PROBLEM STATEMENT: Reproduce each line bearing the word "Федерации".

AVAILABLE RECORDS:
** Begin **
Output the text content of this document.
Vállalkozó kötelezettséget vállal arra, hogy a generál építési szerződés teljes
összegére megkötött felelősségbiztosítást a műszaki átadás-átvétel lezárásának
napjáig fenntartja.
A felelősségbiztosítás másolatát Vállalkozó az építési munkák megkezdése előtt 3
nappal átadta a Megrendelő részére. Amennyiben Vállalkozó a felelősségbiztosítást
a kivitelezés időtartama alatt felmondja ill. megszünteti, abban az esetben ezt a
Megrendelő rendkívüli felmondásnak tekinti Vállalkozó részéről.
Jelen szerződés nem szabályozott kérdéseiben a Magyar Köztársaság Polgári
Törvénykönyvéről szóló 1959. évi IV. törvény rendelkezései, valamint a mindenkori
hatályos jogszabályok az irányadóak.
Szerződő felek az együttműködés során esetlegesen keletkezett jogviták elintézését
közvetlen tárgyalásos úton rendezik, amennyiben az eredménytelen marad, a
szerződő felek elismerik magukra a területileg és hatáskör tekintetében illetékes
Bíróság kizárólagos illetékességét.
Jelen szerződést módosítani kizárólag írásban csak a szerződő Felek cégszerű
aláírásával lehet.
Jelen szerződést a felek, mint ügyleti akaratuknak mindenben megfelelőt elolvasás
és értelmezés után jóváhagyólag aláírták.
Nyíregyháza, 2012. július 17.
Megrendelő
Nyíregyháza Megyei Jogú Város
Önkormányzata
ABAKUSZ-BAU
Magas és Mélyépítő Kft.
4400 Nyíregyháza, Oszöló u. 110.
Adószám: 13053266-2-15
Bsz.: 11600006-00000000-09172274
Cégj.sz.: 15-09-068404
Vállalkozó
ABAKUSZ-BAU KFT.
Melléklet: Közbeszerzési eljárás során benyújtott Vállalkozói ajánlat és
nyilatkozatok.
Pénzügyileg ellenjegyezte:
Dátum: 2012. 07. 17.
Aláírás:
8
** End **
** Begin **
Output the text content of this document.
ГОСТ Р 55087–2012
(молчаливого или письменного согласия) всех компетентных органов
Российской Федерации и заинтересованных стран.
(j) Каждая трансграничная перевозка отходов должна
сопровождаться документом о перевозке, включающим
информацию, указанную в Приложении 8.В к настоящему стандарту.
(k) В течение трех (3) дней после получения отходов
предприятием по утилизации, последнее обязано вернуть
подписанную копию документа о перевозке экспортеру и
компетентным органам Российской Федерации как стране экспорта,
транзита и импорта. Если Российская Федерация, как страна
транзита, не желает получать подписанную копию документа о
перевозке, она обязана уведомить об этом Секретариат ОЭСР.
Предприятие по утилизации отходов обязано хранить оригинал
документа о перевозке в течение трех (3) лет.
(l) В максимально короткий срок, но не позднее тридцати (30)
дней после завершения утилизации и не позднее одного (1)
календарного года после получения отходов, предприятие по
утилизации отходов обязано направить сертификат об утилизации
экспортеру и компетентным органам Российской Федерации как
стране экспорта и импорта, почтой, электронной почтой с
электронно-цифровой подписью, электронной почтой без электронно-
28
** End **
** Begin **
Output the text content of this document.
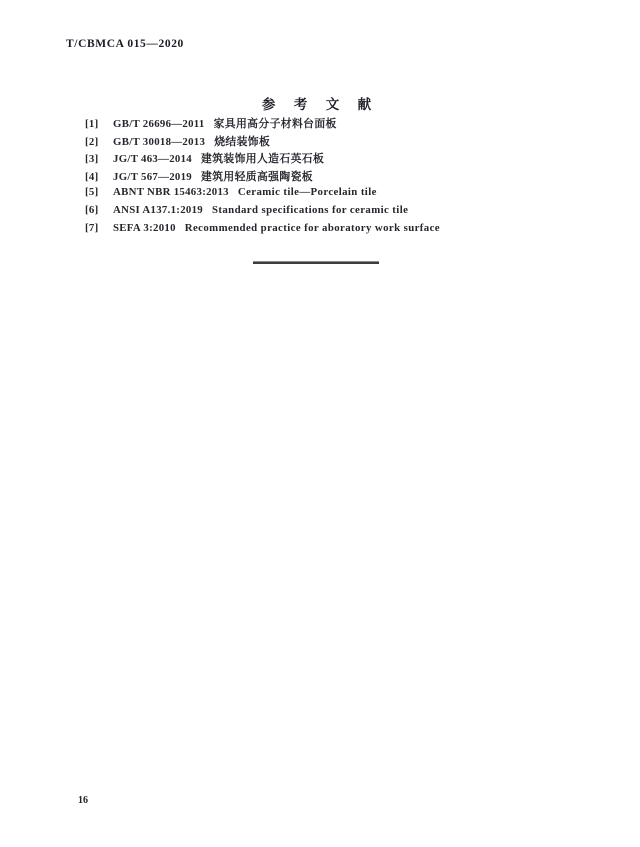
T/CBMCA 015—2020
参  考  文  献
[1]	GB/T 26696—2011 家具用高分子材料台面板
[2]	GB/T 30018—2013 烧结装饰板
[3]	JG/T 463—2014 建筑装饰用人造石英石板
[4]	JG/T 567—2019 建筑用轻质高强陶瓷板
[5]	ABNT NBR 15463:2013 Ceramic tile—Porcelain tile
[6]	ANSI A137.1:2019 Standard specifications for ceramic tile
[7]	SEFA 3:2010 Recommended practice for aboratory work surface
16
** End **
WRITTEN SOLUTION:
Российской Федерации и заинтересованных стран.
компетентным органам Российской Федерации как стране экспорта,
экспортеру и компетентным органам Российской Федерации как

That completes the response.